# MATERIAL TO PROCESS
________________________

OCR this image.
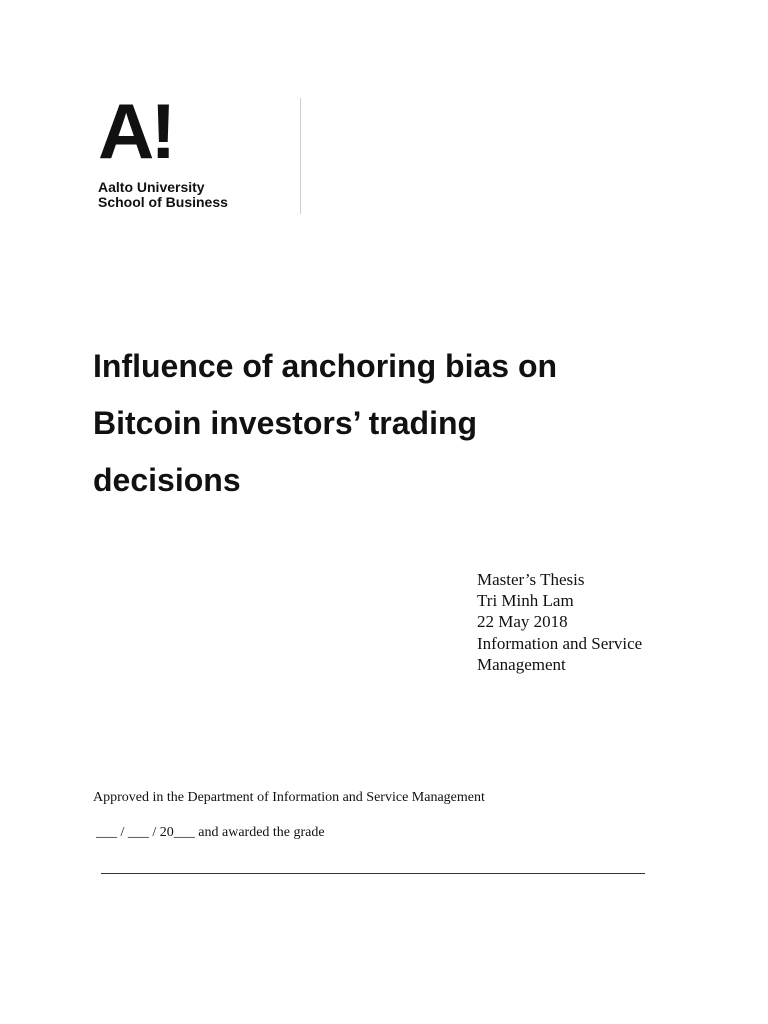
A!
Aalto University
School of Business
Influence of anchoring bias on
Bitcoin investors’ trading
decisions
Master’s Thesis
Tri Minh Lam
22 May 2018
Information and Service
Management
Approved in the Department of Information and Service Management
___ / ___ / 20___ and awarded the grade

________________________

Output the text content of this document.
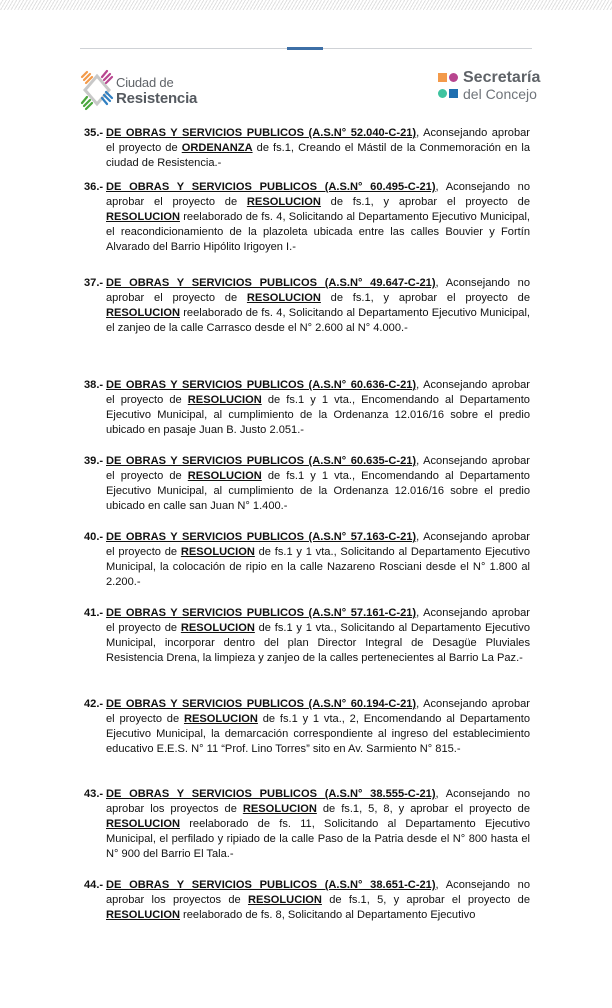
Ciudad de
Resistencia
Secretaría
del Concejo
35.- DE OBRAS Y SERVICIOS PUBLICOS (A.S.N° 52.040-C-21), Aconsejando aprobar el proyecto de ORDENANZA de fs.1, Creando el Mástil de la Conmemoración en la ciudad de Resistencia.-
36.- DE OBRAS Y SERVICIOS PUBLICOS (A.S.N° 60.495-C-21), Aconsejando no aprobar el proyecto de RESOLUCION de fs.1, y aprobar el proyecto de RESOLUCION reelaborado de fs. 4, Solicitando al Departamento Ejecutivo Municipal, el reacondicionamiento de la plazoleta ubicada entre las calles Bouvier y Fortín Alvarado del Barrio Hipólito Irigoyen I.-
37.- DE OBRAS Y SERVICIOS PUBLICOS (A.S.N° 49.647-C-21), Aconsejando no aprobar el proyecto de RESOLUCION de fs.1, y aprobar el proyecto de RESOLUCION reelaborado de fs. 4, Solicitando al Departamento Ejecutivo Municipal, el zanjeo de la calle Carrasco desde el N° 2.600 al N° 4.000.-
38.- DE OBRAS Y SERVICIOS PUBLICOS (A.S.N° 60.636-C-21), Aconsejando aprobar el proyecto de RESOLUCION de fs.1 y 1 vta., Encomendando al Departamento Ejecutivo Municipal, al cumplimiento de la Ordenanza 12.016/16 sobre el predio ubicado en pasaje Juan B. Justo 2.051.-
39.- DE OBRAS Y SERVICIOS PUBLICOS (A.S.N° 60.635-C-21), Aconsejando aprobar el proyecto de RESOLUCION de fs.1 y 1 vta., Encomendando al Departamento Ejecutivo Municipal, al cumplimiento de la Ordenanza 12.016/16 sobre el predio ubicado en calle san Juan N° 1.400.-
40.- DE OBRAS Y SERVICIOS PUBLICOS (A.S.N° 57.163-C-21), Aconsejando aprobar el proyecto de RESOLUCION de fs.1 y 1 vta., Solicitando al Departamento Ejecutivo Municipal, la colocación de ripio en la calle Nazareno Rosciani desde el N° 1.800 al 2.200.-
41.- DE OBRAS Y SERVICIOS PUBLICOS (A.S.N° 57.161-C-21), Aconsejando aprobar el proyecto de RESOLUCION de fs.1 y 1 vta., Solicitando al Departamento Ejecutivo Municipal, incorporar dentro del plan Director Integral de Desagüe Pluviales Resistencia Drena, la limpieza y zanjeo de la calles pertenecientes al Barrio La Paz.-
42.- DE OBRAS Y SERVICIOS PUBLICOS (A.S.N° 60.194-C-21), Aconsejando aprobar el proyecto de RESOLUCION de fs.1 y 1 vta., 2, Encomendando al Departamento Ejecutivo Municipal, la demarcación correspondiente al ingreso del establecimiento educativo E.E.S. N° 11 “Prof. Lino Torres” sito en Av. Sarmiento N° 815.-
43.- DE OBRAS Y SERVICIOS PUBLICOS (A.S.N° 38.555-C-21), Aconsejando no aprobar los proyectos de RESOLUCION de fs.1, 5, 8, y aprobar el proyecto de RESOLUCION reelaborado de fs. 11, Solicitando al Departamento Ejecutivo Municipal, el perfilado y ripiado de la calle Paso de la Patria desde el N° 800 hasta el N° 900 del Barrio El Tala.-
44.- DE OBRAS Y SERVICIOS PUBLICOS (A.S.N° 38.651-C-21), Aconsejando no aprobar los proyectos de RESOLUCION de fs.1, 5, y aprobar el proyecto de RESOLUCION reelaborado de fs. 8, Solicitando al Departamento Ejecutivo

________________________

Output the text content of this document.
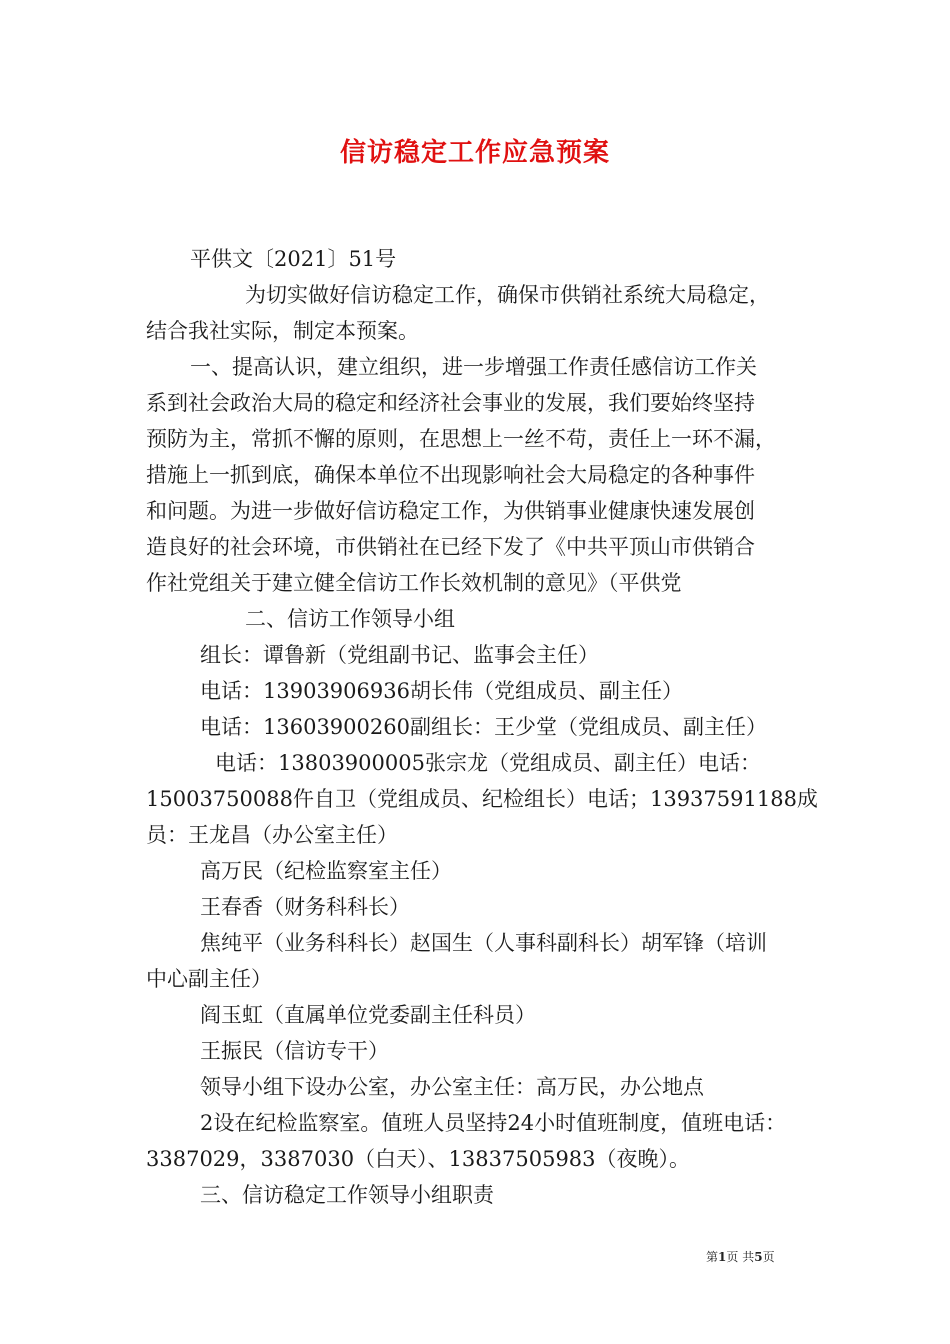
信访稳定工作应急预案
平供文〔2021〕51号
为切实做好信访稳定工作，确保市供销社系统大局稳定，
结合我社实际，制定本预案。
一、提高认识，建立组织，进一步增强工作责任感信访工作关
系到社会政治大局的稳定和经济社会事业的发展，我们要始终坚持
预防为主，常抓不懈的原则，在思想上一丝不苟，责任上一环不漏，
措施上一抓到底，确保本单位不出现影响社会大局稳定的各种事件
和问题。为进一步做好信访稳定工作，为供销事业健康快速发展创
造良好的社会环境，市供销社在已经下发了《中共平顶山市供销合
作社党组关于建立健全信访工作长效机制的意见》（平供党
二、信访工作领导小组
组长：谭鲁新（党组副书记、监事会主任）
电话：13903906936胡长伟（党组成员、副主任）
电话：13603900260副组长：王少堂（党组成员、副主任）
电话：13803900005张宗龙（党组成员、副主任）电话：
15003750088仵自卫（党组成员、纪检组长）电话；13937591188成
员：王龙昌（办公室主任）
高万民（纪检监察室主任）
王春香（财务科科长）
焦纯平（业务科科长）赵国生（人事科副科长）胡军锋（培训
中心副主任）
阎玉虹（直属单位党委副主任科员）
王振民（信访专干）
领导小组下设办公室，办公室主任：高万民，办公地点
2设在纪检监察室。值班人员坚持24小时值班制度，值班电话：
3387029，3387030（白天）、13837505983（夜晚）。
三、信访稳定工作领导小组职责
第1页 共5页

________________________

# WORK INSTRUCTIONS
From the listing above, copy all lines holding the word "Service".

# WRITTEN REPLY
Information and Service
Approved in the Department of Information and Service Management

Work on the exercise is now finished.